**WHAT YOU HAVE TO DO**
All records are to be retyped faithfully and completely.
______
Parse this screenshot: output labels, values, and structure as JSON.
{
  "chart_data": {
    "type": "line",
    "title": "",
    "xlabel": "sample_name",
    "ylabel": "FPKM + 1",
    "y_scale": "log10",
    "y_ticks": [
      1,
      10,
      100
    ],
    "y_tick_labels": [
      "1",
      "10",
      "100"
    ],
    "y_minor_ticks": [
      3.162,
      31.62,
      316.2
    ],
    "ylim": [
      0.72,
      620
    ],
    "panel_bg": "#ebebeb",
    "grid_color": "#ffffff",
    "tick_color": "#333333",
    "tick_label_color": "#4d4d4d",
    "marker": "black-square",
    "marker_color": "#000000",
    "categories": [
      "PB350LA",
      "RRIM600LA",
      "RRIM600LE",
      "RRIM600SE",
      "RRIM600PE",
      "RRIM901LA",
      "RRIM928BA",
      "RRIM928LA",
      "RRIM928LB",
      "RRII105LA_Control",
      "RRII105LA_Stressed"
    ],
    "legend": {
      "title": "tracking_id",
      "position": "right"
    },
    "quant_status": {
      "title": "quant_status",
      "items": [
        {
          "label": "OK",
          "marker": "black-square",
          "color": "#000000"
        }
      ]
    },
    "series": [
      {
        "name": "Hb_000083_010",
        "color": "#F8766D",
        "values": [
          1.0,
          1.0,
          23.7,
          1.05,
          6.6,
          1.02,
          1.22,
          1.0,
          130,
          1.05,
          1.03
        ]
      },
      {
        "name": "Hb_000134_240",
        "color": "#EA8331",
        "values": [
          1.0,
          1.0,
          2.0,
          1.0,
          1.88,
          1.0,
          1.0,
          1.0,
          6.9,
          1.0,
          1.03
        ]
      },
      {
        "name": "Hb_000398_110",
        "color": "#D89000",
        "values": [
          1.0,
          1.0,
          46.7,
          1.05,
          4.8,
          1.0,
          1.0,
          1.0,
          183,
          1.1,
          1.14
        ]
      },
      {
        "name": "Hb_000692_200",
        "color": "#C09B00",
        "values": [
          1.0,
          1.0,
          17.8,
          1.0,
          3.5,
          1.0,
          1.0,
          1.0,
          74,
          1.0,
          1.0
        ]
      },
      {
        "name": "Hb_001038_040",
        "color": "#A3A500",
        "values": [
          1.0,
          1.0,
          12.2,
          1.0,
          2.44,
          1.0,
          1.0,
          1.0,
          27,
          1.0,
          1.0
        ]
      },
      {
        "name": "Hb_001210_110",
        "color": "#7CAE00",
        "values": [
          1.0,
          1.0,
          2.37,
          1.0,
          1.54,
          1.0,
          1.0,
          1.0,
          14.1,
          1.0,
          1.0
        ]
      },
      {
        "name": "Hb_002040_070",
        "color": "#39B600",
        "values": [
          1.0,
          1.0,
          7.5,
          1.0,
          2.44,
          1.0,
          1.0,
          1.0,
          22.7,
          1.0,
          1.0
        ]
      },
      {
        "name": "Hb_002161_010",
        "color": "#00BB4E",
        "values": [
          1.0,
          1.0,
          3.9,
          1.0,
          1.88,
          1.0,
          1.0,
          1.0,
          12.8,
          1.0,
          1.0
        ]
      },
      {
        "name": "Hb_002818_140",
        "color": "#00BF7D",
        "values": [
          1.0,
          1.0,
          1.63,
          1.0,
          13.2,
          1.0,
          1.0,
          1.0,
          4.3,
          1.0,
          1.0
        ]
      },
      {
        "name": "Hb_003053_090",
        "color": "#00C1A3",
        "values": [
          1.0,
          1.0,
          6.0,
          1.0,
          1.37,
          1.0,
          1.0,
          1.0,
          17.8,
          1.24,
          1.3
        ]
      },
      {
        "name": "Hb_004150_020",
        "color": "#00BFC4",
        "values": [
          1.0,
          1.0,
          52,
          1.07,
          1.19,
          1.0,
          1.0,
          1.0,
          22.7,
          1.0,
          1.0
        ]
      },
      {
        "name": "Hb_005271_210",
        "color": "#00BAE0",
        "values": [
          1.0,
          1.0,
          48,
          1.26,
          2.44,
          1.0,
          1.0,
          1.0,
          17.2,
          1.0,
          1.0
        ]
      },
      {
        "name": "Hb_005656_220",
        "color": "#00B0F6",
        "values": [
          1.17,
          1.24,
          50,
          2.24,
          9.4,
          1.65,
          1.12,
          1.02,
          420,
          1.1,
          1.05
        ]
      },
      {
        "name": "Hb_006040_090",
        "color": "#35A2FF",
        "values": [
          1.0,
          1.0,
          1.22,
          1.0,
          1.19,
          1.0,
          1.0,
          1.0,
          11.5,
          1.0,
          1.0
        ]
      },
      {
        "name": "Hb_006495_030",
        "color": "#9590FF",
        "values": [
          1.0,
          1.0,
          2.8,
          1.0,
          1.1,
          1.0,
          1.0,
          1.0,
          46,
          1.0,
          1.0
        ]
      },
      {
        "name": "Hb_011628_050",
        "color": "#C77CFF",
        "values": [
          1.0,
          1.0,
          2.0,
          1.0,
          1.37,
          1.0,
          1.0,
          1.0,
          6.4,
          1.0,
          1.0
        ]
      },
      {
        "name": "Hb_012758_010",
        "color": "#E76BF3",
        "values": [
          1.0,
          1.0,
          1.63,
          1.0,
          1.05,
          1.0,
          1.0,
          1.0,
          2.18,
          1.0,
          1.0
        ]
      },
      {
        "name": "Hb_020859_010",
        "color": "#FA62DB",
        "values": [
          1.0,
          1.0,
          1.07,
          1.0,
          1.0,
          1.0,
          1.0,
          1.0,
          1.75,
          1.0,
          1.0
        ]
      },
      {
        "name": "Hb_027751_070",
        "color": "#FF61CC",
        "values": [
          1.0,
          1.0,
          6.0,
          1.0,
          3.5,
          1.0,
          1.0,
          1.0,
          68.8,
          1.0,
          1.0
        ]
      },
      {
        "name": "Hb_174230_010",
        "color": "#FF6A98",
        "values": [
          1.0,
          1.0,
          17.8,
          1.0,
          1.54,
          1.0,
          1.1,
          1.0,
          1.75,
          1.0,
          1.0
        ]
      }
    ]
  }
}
______
**RESULT BELOW**
Parse this screenshot: output labels, values, and structure as JSON.
{
  "chart_data": {
    "type": "line",
    "title": "",
    "xlabel": "sample_name",
    "ylabel": "FPKM + 1",
    "y_scale": "log10",
    "y_ticks": [
      1,
      10,
      100
    ],
    "y_tick_labels": [
      "1",
      "10",
      "100"
    ],
    "y_minor_ticks": [
      3.162,
      31.62,
      316.2
    ],
    "ylim": [
      0.72,
      620
    ],
    "panel_bg": "#ebebeb",
    "grid_color": "#ffffff",
    "tick_color": "#333333",
    "tick_label_color": "#4d4d4d",
    "marker": "black-square",
    "marker_color": "#000000",
    "categories": [
      "PB350LA",
      "RRIM600LA",
      "RRIM600LE",
      "RRIM600SE",
      "RRIM600PE",
      "RRIM901LA",
      "RRIM928BA",
      "RRIM928LA",
      "RRIM928LB",
      "RRII105LA_Control",
      "RRII105LA_Stressed"
    ],
    "legend": {
      "title": "tracking_id",
      "position": "right"
    },
    "quant_status": {
      "title": "quant_status",
      "items": [
        {
          "label": "OK",
          "marker": "black-square",
          "color": "#000000"
        }
      ]
    },
    "series": [
      {
        "name": "Hb_000083_010",
        "color": "#F8766D",
        "values": [
          1.0,
          1.0,
          23.7,
          1.05,
          6.6,
          1.02,
          1.22,
          1.0,
          130,
          1.05,
          1.03
        ]
      },
      {
        "name": "Hb_000134_240",
        "color": "#EA8331",
        "values": [
          1.0,
          1.0,
          2.0,
          1.0,
          1.88,
          1.0,
          1.0,
          1.0,
          6.9,
          1.0,
          1.03
        ]
      },
      {
        "name": "Hb_000398_110",
        "color": "#D89000",
        "values": [
          1.0,
          1.0,
          46.7,
          1.05,
          4.8,
          1.0,
          1.0,
          1.0,
          183,
          1.1,
          1.14
        ]
      },
      {
        "name": "Hb_000692_200",
        "color": "#C09B00",
        "values": [
          1.0,
          1.0,
          17.8,
          1.0,
          3.5,
          1.0,
          1.0,
          1.0,
          74,
          1.0,
          1.0
        ]
      },
      {
        "name": "Hb_001038_040",
        "color": "#A3A500",
        "values": [
          1.0,
          1.0,
          12.2,
          1.0,
          2.44,
          1.0,
          1.0,
          1.0,
          27,
          1.0,
          1.0
        ]
      },
      {
        "name": "Hb_001210_110",
        "color": "#7CAE00",
        "values": [
          1.0,
          1.0,
          2.37,
          1.0,
          1.54,
          1.0,
          1.0,
          1.0,
          14.1,
          1.0,
          1.0
        ]
      },
      {
        "name": "Hb_002040_070",
        "color": "#39B600",
        "values": [
          1.0,
          1.0,
          7.5,
          1.0,
          2.44,
          1.0,
          1.0,
          1.0,
          22.7,
          1.0,
          1.0
        ]
      },
      {
        "name": "Hb_002161_010",
        "color": "#00BB4E",
        "values": [
          1.0,
          1.0,
          3.9,
          1.0,
          1.88,
          1.0,
          1.0,
          1.0,
          12.8,
          1.0,
          1.0
        ]
      },
      {
        "name": "Hb_002818_140",
        "color": "#00BF7D",
        "values": [
          1.0,
          1.0,
          1.63,
          1.0,
          13.2,
          1.0,
          1.0,
          1.0,
          4.3,
          1.0,
          1.0
        ]
      },
      {
        "name": "Hb_003053_090",
        "color": "#00C1A3",
        "values": [
          1.0,
          1.0,
          6.0,
          1.0,
          1.37,
          1.0,
          1.0,
          1.0,
          17.8,
          1.24,
          1.3
        ]
      },
      {
        "name": "Hb_004150_020",
        "color": "#00BFC4",
        "values": [
          1.0,
          1.0,
          52,
          1.07,
          1.19,
          1.0,
          1.0,
          1.0,
          22.7,
          1.0,
          1.0
        ]
      },
      {
        "name": "Hb_005271_210",
        "color": "#00BAE0",
        "values": [
          1.0,
          1.0,
          48,
          1.26,
          2.44,
          1.0,
          1.0,
          1.0,
          17.2,
          1.0,
          1.0
        ]
      },
      {
        "name": "Hb_005656_220",
        "color": "#00B0F6",
        "values": [
          1.17,
          1.24,
          50,
          2.24,
          9.4,
          1.65,
          1.12,
          1.02,
          420,
          1.1,
          1.05
        ]
      },
      {
        "name": "Hb_006040_090",
        "color": "#35A2FF",
        "values": [
          1.0,
          1.0,
          1.22,
          1.0,
          1.19,
          1.0,
          1.0,
          1.0,
          11.5,
          1.0,
          1.0
        ]
      },
      {
        "name": "Hb_006495_030",
        "color": "#9590FF",
        "values": [
          1.0,
          1.0,
          2.8,
          1.0,
          1.1,
          1.0,
          1.0,
          1.0,
          46,
          1.0,
          1.0
        ]
      },
      {
        "name": "Hb_011628_050",
        "color": "#C77CFF",
        "values": [
          1.0,
          1.0,
          2.0,
          1.0,
          1.37,
          1.0,
          1.0,
          1.0,
          6.4,
          1.0,
          1.0
        ]
      },
      {
        "name": "Hb_012758_010",
        "color": "#E76BF3",
        "values": [
          1.0,
          1.0,
          1.63,
          1.0,
          1.05,
          1.0,
          1.0,
          1.0,
          2.18,
          1.0,
          1.0
        ]
      },
      {
        "name": "Hb_020859_010",
        "color": "#FA62DB",
        "values": [
          1.0,
          1.0,
          1.07,
          1.0,
          1.0,
          1.0,
          1.0,
          1.0,
          1.75,
          1.0,
          1.0
        ]
      },
      {
        "name": "Hb_027751_070",
        "color": "#FF61CC",
        "values": [
          1.0,
          1.0,
          6.0,
          1.0,
          3.5,
          1.0,
          1.0,
          1.0,
          68.8,
          1.0,
          1.0
        ]
      },
      {
        "name": "Hb_174230_010",
        "color": "#FF6A98",
        "values": [
          1.0,
          1.0,
          17.8,
          1.0,
          1.54,
          1.0,
          1.1,
          1.0,
          1.75,
          1.0,
          1.0
        ]
      }
    ]
  }
}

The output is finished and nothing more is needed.